Scan the entries below and extract each line with the word "rate" in it.

(Stored data entries)
▽
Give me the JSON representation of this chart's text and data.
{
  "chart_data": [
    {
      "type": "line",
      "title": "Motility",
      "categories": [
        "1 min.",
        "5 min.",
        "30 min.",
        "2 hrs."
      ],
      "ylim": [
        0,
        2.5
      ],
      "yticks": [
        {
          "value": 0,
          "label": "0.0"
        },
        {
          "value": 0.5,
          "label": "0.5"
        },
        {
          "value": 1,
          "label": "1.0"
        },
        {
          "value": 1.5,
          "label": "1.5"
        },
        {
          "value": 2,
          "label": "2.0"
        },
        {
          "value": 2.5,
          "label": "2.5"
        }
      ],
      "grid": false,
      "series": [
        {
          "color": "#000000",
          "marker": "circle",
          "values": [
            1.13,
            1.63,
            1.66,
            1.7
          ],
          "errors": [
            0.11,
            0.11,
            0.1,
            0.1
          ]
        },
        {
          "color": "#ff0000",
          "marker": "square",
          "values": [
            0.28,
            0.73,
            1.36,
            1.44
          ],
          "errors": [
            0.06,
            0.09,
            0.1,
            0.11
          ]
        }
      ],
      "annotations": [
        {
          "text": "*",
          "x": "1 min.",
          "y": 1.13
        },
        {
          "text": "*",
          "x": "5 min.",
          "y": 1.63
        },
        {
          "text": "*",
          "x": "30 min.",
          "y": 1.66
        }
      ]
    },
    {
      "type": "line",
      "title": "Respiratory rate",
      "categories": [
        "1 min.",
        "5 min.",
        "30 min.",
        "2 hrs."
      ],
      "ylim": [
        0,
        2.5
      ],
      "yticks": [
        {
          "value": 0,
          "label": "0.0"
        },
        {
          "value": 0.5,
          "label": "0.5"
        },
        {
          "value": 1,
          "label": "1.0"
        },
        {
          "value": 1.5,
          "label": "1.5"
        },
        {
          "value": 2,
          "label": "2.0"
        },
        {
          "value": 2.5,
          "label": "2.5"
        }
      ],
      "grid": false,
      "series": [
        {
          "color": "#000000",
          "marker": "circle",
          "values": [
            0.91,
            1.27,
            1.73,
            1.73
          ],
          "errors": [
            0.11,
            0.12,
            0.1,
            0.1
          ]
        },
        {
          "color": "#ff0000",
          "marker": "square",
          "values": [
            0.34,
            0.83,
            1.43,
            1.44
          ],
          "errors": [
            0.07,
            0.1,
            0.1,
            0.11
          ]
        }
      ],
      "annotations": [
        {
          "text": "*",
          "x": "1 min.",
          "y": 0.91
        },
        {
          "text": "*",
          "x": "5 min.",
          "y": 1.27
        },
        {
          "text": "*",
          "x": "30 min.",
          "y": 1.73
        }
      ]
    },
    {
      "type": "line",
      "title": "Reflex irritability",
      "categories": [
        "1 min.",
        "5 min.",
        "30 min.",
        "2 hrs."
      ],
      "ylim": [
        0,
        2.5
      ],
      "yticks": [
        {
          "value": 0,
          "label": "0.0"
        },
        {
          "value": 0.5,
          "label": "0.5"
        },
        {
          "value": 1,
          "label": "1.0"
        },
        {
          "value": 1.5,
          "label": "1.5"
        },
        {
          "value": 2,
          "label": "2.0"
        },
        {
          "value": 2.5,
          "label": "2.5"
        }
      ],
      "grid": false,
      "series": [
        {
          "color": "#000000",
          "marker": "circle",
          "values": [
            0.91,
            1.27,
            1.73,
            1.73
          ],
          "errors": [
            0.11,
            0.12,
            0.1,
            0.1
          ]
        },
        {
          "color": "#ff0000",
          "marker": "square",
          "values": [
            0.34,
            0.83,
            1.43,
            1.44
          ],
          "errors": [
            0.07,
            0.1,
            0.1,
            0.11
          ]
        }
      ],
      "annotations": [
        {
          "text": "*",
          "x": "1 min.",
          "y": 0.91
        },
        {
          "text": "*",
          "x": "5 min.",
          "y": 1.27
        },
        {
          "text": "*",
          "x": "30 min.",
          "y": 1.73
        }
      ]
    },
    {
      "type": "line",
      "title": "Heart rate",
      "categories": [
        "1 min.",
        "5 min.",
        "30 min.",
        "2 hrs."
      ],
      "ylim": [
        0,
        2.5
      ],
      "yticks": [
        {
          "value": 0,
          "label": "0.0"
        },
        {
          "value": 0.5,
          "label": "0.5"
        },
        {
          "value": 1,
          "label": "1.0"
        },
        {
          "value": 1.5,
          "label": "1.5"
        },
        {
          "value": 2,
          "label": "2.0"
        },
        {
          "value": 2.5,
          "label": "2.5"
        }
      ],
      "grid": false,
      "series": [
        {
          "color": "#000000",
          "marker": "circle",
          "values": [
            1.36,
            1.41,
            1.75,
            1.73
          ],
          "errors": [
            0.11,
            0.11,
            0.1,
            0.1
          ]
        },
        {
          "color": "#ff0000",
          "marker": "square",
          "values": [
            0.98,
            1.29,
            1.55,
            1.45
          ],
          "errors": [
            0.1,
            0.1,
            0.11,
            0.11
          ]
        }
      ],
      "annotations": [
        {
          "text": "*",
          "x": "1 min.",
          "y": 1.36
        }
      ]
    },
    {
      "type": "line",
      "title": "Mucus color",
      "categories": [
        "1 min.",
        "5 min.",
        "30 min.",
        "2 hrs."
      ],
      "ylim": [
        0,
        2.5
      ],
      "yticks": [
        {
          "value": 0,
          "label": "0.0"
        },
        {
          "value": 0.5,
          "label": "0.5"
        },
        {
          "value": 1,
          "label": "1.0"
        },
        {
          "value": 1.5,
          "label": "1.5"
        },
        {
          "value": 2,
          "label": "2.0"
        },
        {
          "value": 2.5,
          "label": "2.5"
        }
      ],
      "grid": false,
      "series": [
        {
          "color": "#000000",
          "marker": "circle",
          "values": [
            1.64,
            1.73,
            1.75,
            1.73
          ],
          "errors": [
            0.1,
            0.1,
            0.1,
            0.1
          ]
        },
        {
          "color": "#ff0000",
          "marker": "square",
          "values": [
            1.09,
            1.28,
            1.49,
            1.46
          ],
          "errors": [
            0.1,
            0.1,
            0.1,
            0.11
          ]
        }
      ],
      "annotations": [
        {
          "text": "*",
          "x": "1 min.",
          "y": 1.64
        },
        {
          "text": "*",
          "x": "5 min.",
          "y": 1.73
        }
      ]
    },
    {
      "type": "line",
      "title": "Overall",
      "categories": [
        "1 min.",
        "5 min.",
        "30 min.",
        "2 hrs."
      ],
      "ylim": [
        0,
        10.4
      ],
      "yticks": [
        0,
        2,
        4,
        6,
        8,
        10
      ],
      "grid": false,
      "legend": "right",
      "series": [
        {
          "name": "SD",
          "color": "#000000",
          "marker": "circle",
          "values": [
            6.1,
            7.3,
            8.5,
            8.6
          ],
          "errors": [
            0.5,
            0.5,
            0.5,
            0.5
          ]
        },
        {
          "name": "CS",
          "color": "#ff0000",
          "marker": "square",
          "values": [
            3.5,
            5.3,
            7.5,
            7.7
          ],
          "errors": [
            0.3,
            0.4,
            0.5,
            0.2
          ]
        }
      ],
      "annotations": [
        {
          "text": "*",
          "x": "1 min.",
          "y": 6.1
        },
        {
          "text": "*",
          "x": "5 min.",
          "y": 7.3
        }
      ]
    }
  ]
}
△
- COMPLETE OUTPUT:
      "title": "Respiratory rate",
      "title": "Heart rate",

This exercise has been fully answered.